## Aim of the task
Each line of the material must be returned exactly.

## Extracted records

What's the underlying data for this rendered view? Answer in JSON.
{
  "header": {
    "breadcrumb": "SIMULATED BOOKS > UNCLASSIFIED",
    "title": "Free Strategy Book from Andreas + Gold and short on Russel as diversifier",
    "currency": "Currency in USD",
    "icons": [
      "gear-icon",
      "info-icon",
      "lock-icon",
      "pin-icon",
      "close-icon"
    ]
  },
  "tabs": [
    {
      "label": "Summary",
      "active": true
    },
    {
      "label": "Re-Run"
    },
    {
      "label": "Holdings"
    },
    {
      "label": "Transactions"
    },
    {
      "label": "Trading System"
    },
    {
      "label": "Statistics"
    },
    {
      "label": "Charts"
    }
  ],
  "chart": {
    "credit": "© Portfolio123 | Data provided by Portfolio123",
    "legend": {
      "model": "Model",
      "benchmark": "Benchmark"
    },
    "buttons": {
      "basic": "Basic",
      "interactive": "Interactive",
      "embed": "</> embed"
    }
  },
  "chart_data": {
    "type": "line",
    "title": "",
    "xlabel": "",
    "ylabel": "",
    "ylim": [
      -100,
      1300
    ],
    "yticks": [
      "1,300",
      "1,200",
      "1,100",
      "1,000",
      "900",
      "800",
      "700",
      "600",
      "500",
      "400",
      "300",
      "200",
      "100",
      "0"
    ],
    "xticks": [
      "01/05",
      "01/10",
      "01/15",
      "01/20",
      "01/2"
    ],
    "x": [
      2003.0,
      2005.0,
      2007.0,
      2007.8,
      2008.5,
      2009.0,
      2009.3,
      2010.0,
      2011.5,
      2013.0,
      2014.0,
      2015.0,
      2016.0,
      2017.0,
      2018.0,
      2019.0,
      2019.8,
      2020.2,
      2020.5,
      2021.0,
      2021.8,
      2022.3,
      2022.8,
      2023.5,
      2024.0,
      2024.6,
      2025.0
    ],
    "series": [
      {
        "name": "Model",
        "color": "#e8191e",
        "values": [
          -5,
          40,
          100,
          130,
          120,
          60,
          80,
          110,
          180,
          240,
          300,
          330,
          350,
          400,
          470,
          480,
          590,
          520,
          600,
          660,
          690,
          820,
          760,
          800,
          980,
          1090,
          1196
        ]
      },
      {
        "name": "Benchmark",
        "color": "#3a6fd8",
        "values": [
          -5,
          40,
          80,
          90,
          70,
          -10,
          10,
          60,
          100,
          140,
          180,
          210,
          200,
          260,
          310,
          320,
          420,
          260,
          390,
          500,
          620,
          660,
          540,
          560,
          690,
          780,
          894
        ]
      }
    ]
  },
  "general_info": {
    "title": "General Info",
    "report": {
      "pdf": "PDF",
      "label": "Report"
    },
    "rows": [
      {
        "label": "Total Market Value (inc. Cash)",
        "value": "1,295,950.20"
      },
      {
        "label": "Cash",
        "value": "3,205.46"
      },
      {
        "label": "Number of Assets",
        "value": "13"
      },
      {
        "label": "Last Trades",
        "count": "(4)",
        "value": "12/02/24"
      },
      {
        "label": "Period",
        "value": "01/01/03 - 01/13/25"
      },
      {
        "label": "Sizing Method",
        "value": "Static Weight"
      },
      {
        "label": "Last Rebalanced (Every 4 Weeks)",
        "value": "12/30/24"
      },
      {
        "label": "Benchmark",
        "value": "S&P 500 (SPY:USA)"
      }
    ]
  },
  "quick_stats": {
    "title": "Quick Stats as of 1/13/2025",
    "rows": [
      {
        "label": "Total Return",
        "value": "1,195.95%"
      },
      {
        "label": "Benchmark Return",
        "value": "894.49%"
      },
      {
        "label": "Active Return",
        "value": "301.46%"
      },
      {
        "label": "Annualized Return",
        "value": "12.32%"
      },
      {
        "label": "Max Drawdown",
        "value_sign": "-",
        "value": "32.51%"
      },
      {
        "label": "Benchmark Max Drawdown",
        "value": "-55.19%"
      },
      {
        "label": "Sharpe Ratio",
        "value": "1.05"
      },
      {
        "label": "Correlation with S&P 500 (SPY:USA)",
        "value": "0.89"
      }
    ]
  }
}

## Written reply
What's the underlying data for this rendered view? Answer in JSON.
{
  "header": {
    "breadcrumb": "SIMULATED BOOKS > UNCLASSIFIED",
    "title": "Free Strategy Book from Andreas + Gold and short on Russel as diversifier",
    "currency": "Currency in USD",
    "icons": [
      "gear-icon",
      "info-icon",
      "lock-icon",
      "pin-icon",
      "close-icon"
    ]
  },
  "tabs": [
    {
      "label": "Summary",
      "active": true
    },
    {
      "label": "Re-Run"
    },
    {
      "label": "Holdings"
    },
    {
      "label": "Transactions"
    },
    {
      "label": "Trading System"
    },
    {
      "label": "Statistics"
    },
    {
      "label": "Charts"
    }
  ],
  "chart": {
    "credit": "© Portfolio123 | Data provided by Portfolio123",
    "legend": {
      "model": "Model",
      "benchmark": "Benchmark"
    },
    "buttons": {
      "basic": "Basic",
      "interactive": "Interactive",
      "embed": "</> embed"
    }
  },
  "chart_data": {
    "type": "line",
    "title": "",
    "xlabel": "",
    "ylabel": "",
    "ylim": [
      -100,
      1300
    ],
    "yticks": [
      "1,300",
      "1,200",
      "1,100",
      "1,000",
      "900",
      "800",
      "700",
      "600",
      "500",
      "400",
      "300",
      "200",
      "100",
      "0"
    ],
    "xticks": [
      "01/05",
      "01/10",
      "01/15",
      "01/20",
      "01/2"
    ],
    "x": [
      2003.0,
      2005.0,
      2007.0,
      2007.8,
      2008.5,
      2009.0,
      2009.3,
      2010.0,
      2011.5,
      2013.0,
      2014.0,
      2015.0,
      2016.0,
      2017.0,
      2018.0,
      2019.0,
      2019.8,
      2020.2,
      2020.5,
      2021.0,
      2021.8,
      2022.3,
      2022.8,
      2023.5,
      2024.0,
      2024.6,
      2025.0
    ],
    "series": [
      {
        "name": "Model",
        "color": "#e8191e",
        "values": [
          -5,
          40,
          100,
          130,
          120,
          60,
          80,
          110,
          180,
          240,
          300,
          330,
          350,
          400,
          470,
          480,
          590,
          520,
          600,
          660,
          690,
          820,
          760,
          800,
          980,
          1090,
          1196
        ]
      },
      {
        "name": "Benchmark",
        "color": "#3a6fd8",
        "values": [
          -5,
          40,
          80,
          90,
          70,
          -10,
          10,
          60,
          100,
          140,
          180,
          210,
          200,
          260,
          310,
          320,
          420,
          260,
          390,
          500,
          620,
          660,
          540,
          560,
          690,
          780,
          894
        ]
      }
    ]
  },
  "general_info": {
    "title": "General Info",
    "report": {
      "pdf": "PDF",
      "label": "Report"
    },
    "rows": [
      {
        "label": "Total Market Value (inc. Cash)",
        "value": "1,295,950.20"
      },
      {
        "label": "Cash",
        "value": "3,205.46"
      },
      {
        "label": "Number of Assets",
        "value": "13"
      },
      {
        "label": "Last Trades",
        "count": "(4)",
        "value": "12/02/24"
      },
      {
        "label": "Period",
        "value": "01/01/03 - 01/13/25"
      },
      {
        "label": "Sizing Method",
        "value": "Static Weight"
      },
      {
        "label": "Last Rebalanced (Every 4 Weeks)",
        "value": "12/30/24"
      },
      {
        "label": "Benchmark",
        "value": "S&P 500 (SPY:USA)"
      }
    ]
  },
  "quick_stats": {
    "title": "Quick Stats as of 1/13/2025",
    "rows": [
      {
        "label": "Total Return",
        "value": "1,195.95%"
      },
      {
        "label": "Benchmark Return",
        "value": "894.49%"
      },
      {
        "label": "Active Return",
        "value": "301.46%"
      },
      {
        "label": "Annualized Return",
        "value": "12.32%"
      },
      {
        "label": "Max Drawdown",
        "value_sign": "-",
        "value": "32.51%"
      },
      {
        "label": "Benchmark Max Drawdown",
        "value": "-55.19%"
      },
      {
        "label": "Sharpe Ratio",
        "value": "1.05"
      },
      {
        "label": "Correlation with S&P 500 (SPY:USA)",
        "value": "0.89"
      }
    ]
  }
}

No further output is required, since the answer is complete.